Challenge -
Please reproduce every record, keeping each one exactly as written.

Extracted data entries:

START

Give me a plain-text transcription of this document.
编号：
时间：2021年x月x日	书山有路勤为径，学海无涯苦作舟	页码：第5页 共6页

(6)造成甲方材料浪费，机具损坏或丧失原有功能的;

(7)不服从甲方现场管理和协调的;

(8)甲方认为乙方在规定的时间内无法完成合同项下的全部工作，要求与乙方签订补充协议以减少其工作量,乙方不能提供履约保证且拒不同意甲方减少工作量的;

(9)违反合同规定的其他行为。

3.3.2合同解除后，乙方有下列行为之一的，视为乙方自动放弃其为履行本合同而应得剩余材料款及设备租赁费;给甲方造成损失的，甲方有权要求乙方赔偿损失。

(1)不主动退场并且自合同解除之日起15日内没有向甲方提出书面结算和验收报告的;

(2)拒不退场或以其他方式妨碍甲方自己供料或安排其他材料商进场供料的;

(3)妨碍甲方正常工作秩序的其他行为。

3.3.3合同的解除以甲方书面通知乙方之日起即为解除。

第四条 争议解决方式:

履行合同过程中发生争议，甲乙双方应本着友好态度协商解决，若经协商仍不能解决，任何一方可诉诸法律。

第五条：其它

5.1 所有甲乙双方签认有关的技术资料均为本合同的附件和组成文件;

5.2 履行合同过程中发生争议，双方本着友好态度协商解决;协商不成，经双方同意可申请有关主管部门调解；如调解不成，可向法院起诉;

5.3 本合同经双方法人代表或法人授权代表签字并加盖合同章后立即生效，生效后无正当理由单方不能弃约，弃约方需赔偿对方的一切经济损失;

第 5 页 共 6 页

END

Answer -
Give me a plain-text transcription of this document.
编号：
时间：2021年x月x日	书山有路勤为径，学海无涯苦作舟	页码：第5页 共6页

(6)造成甲方材料浪费，机具损坏或丧失原有功能的;

(7)不服从甲方现场管理和协调的;

(8)甲方认为乙方在规定的时间内无法完成合同项下的全部工作，要求与乙方签订补充协议以减少其工作量,乙方不能提供履约保证且拒不同意甲方减少工作量的;

(9)违反合同规定的其他行为。

3.3.2合同解除后，乙方有下列行为之一的，视为乙方自动放弃其为履行本合同而应得剩余材料款及设备租赁费;给甲方造成损失的，甲方有权要求乙方赔偿损失。

(1)不主动退场并且自合同解除之日起15日内没有向甲方提出书面结算和验收报告的;

(2)拒不退场或以其他方式妨碍甲方自己供料或安排其他材料商进场供料的;

(3)妨碍甲方正常工作秩序的其他行为。

3.3.3合同的解除以甲方书面通知乙方之日起即为解除。

第四条 争议解决方式:

履行合同过程中发生争议，甲乙双方应本着友好态度协商解决，若经协商仍不能解决，任何一方可诉诸法律。

第五条：其它

5.1 所有甲乙双方签认有关的技术资料均为本合同的附件和组成文件;

5.2 履行合同过程中发生争议，双方本着友好态度协商解决;协商不成，经双方同意可申请有关主管部门调解；如调解不成，可向法院起诉;

5.3 本合同经双方法人代表或法人授权代表签字并加盖合同章后立即生效，生效后无正当理由单方不能弃约，弃约方需赔偿对方的一切经济损失;

第 5 页 共 6 页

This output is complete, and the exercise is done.